● GOAL OF THE EXERCISE
Filter the records below and copy every line containing the word "object".

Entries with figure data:

· · ·

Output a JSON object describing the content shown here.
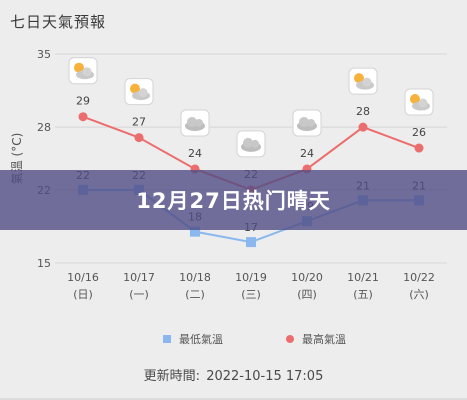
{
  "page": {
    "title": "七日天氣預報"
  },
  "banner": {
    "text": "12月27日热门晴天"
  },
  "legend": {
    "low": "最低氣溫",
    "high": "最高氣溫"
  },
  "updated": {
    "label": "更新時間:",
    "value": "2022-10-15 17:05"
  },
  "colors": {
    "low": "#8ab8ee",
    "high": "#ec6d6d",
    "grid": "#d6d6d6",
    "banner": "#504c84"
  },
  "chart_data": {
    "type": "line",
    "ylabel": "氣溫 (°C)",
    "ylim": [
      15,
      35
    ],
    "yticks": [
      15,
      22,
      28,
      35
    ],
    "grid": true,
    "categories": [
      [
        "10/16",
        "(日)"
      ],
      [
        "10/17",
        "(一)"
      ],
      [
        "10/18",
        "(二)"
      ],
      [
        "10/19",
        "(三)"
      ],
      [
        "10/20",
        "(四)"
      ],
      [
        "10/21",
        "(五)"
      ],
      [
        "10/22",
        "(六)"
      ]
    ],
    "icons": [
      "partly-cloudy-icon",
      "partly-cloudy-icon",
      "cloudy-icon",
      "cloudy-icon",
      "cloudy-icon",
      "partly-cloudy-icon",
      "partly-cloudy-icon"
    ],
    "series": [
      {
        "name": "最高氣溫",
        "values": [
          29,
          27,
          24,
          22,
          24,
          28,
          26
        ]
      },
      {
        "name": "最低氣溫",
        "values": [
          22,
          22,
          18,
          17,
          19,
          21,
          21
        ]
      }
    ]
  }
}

· · ·

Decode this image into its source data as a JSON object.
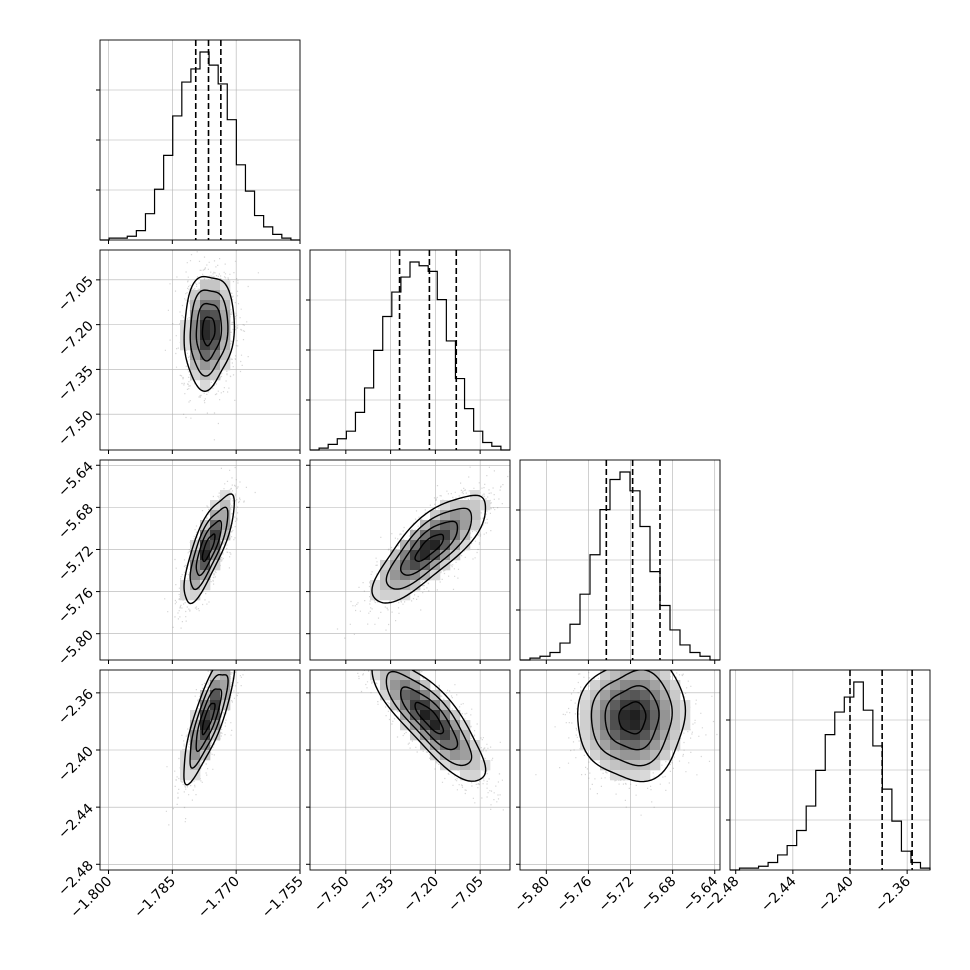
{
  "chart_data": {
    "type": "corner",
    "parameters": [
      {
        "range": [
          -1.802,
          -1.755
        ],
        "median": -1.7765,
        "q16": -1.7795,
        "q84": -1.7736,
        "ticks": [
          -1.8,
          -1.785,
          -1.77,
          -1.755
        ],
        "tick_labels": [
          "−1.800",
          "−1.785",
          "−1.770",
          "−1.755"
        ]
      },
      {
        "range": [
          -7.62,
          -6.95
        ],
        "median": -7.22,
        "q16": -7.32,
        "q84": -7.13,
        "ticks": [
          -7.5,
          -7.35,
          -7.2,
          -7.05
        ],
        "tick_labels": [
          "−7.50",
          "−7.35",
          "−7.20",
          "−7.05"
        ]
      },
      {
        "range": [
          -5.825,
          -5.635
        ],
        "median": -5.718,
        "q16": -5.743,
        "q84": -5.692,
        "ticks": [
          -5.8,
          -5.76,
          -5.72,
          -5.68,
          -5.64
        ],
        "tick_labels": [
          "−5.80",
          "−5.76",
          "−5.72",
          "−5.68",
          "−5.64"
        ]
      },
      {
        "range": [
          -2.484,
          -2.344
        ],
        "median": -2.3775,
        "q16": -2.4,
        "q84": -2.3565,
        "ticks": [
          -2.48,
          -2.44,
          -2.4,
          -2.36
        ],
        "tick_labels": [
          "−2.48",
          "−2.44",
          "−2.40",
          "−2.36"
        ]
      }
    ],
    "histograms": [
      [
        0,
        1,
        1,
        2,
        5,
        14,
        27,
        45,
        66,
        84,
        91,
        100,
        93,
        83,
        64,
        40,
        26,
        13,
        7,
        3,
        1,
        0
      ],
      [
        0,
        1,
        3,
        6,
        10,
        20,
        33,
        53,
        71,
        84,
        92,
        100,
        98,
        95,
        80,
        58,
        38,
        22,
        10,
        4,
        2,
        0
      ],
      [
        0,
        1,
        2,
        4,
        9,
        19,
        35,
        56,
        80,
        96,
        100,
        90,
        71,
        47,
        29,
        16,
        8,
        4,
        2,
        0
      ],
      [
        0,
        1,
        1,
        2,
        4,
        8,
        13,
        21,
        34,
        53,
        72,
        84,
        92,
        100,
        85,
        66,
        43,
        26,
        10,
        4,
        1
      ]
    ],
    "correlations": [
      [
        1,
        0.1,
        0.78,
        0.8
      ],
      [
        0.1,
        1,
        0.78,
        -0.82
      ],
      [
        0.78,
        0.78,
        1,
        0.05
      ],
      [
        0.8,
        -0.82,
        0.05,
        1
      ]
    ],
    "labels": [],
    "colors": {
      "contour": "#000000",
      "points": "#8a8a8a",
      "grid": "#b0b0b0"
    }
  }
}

· · ·

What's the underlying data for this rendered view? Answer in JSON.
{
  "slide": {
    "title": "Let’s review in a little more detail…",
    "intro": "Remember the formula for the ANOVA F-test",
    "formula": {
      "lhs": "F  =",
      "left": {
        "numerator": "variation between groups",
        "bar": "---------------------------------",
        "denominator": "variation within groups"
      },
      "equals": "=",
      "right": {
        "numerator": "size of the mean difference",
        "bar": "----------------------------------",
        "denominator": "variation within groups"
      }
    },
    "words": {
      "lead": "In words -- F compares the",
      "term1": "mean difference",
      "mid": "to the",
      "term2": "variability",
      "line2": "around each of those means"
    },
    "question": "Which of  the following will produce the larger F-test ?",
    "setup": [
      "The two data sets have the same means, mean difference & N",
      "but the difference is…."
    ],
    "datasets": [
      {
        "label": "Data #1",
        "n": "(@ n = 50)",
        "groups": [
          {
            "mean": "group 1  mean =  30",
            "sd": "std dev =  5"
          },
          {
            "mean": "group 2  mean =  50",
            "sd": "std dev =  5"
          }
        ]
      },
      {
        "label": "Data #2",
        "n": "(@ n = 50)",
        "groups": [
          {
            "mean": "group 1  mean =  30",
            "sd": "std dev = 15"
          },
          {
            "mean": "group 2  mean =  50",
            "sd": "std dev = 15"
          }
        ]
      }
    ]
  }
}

· · ·

● CORRECT RESPONSE
Output a JSON object describing the content shown here.
Decode this image into its source data as a JSON object.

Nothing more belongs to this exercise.